**Provided records**:
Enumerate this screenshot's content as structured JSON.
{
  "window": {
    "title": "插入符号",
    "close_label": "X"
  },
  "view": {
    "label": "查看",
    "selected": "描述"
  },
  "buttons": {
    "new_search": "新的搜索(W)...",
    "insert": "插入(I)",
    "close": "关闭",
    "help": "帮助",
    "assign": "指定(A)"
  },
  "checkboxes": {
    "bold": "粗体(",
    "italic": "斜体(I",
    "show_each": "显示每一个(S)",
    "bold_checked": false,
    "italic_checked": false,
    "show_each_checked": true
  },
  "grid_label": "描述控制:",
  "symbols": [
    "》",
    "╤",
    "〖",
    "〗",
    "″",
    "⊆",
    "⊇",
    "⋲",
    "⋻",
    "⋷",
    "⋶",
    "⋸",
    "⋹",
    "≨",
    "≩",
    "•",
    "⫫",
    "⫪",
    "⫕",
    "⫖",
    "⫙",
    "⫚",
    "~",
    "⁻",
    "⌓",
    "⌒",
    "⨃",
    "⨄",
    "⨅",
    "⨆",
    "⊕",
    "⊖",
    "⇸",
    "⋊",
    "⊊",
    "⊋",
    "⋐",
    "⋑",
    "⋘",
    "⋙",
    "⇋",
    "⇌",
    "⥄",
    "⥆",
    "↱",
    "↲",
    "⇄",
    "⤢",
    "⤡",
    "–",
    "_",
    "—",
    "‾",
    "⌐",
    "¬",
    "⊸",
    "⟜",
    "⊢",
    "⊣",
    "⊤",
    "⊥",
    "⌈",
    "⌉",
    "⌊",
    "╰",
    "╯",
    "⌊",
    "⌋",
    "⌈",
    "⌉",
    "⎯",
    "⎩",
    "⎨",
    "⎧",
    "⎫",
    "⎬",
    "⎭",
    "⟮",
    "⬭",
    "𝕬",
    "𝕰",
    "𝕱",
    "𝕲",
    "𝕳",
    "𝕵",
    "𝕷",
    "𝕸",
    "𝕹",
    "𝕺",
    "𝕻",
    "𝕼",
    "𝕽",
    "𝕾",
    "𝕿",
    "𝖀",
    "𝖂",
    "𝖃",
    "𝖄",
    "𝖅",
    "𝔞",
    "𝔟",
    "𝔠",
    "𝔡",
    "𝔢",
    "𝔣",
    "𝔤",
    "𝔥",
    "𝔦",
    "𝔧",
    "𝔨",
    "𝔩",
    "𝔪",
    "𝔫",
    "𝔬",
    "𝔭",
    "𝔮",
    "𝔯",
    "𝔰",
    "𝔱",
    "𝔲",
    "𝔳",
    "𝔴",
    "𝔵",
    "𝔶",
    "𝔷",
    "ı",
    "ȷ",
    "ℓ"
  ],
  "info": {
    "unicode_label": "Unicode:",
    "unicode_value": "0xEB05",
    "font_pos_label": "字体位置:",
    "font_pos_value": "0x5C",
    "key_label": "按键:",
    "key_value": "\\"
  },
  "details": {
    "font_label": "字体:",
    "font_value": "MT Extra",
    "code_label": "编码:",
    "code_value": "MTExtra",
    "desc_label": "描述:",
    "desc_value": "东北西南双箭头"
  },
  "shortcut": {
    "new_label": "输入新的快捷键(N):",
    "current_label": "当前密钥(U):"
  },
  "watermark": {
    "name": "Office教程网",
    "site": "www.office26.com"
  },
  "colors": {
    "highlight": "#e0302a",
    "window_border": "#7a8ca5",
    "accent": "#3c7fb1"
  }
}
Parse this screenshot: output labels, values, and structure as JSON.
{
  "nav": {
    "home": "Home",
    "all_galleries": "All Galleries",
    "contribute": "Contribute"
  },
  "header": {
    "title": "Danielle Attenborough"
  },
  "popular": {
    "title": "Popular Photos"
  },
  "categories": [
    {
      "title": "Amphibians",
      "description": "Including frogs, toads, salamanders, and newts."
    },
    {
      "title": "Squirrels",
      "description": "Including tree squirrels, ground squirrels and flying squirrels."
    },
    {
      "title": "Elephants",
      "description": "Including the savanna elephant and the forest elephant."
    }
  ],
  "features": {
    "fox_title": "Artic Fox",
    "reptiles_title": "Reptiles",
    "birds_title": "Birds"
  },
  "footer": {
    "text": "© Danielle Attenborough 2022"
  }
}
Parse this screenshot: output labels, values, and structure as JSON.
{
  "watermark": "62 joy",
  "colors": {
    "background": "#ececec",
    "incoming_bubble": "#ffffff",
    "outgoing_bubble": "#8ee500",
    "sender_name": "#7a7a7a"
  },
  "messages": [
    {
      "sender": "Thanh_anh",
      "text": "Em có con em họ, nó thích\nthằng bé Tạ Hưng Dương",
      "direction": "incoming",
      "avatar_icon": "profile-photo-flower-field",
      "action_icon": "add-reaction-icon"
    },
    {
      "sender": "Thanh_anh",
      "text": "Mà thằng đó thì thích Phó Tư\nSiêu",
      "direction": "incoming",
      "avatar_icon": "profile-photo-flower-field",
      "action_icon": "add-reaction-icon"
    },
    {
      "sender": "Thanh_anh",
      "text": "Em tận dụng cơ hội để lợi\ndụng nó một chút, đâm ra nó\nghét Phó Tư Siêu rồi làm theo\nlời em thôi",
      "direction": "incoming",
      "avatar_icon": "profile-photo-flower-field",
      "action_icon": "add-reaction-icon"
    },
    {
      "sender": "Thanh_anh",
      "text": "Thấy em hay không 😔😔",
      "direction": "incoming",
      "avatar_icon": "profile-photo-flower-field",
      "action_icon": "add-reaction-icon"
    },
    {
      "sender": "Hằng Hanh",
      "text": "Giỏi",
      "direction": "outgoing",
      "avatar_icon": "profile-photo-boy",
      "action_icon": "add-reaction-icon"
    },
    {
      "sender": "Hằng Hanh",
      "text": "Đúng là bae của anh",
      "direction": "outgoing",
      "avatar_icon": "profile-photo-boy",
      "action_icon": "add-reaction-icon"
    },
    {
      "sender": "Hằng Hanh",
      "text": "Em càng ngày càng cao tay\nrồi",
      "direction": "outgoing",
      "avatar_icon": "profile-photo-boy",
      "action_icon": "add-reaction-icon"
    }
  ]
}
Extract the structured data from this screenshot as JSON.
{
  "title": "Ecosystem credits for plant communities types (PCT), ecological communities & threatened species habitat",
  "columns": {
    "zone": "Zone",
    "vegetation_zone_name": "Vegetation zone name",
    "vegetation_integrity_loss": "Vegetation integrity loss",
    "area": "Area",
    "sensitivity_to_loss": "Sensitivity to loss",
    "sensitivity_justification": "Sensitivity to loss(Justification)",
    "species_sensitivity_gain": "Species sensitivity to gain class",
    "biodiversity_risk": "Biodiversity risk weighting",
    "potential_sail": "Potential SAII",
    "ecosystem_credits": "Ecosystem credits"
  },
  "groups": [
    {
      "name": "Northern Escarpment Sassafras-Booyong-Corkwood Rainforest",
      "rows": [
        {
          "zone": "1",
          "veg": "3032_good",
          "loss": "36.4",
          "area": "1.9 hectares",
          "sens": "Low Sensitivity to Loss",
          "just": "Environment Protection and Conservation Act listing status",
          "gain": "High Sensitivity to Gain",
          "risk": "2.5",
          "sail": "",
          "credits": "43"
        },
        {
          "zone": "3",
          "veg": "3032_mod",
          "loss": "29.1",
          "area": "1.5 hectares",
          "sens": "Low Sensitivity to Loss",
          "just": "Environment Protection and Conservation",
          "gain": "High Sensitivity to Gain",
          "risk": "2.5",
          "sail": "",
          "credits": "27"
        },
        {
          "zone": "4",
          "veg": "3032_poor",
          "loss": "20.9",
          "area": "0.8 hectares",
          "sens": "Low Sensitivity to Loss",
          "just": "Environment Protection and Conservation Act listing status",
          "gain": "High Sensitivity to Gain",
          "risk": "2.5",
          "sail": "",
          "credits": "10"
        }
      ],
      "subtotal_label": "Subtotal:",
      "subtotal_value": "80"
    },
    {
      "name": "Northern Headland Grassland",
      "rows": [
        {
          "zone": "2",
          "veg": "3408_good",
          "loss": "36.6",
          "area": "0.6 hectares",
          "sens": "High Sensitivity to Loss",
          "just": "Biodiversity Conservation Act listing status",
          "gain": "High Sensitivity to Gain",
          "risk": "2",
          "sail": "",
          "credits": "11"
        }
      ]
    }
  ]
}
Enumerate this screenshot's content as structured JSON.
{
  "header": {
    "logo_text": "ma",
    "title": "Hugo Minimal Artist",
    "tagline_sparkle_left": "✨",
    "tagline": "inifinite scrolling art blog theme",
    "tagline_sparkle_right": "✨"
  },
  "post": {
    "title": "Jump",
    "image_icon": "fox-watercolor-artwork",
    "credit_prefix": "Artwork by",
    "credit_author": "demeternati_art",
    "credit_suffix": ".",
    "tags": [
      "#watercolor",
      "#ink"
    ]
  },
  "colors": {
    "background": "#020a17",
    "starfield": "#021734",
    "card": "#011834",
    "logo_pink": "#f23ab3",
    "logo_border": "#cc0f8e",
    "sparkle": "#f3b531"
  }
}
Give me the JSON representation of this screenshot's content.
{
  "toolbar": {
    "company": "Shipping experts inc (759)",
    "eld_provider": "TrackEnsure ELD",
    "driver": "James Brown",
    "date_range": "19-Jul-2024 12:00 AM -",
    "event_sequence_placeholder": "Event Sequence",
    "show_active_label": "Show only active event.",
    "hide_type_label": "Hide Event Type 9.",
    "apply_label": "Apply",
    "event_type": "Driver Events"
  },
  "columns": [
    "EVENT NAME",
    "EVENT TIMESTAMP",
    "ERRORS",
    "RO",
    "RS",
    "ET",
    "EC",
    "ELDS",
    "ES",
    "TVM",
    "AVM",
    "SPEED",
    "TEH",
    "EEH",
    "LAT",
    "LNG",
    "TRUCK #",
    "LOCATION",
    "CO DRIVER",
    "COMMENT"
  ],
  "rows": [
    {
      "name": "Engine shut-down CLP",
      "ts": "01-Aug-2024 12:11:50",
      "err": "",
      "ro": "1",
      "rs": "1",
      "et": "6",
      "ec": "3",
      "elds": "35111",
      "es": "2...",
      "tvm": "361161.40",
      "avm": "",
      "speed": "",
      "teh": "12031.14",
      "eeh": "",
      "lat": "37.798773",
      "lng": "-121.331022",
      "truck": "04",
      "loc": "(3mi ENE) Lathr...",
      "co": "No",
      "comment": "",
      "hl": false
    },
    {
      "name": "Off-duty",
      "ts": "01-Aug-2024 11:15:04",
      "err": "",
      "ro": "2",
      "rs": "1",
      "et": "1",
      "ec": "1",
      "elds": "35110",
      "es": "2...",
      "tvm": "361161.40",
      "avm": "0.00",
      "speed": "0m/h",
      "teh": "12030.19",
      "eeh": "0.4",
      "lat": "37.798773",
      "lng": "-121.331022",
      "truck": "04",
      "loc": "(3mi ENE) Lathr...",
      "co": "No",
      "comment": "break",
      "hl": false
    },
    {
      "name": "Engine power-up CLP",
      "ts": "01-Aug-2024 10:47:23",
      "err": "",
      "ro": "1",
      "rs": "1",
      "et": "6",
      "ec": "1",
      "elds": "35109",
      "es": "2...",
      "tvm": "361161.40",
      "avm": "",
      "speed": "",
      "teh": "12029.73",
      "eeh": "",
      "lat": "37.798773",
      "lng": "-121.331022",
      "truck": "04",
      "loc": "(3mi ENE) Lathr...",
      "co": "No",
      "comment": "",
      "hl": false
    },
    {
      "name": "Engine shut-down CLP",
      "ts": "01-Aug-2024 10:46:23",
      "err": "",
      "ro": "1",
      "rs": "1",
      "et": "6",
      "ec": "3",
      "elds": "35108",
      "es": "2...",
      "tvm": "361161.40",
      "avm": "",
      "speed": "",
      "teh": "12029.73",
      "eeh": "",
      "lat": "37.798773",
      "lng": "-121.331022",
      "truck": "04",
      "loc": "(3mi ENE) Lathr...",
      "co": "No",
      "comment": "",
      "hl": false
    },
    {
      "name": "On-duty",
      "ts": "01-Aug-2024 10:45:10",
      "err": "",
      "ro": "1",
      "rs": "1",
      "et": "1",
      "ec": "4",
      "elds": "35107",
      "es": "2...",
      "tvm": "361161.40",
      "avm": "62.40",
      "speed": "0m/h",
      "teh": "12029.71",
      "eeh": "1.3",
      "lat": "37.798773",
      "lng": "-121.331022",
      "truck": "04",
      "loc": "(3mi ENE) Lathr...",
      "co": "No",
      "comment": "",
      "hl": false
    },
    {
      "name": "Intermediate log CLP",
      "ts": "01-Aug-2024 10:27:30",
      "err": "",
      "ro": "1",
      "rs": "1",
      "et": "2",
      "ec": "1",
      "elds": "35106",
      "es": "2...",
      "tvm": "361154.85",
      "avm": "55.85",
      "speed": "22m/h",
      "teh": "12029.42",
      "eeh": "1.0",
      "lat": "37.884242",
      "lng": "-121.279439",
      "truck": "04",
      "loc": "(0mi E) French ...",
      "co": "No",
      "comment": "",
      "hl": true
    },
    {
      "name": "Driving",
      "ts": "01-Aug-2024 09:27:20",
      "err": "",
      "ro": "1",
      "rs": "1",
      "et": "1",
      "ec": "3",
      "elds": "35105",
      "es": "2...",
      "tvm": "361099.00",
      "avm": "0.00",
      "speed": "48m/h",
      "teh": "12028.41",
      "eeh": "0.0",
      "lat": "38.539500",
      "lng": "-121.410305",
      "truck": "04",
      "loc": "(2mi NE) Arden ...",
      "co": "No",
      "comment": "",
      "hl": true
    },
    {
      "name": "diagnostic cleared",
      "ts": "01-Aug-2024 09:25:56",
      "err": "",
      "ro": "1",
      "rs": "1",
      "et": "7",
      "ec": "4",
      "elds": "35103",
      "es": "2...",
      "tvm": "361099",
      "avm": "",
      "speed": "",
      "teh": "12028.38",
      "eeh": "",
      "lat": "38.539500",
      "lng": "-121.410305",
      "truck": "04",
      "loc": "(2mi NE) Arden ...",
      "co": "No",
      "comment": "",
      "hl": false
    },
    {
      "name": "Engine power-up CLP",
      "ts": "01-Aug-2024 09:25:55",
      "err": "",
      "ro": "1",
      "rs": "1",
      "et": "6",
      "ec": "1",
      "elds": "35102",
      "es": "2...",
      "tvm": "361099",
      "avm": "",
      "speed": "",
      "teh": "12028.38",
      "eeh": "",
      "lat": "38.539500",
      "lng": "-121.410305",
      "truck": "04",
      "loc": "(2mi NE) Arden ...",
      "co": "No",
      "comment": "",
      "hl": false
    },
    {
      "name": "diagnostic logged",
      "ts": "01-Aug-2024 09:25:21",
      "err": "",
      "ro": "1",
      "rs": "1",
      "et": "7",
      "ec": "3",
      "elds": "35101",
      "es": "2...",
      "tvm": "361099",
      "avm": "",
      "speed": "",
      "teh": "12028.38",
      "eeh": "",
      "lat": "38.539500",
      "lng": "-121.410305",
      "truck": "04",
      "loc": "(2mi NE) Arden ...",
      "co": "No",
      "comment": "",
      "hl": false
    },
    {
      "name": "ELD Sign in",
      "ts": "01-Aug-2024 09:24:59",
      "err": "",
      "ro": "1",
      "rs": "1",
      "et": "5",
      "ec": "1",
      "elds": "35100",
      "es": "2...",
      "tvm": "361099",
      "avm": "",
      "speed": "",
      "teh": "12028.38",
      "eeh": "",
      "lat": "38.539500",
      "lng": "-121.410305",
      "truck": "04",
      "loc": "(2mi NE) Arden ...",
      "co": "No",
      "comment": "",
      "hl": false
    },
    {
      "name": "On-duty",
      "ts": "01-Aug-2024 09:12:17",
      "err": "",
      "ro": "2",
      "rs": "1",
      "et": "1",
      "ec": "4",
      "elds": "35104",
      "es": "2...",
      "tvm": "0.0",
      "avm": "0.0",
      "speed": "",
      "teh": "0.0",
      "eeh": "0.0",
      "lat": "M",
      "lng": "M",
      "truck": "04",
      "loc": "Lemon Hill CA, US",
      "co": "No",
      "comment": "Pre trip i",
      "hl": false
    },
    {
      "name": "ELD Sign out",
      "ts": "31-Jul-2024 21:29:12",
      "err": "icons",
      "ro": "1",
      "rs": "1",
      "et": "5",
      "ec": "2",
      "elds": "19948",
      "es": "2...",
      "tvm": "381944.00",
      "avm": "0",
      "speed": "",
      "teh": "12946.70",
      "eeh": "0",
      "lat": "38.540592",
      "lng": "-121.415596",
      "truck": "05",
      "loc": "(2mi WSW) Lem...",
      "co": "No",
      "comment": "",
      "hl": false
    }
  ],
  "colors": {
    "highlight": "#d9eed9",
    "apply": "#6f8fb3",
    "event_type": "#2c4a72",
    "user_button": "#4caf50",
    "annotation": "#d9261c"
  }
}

**Task directions**: Count the lines in which the string "description" appears, then report only that figure.

**Response to this exercise**: 3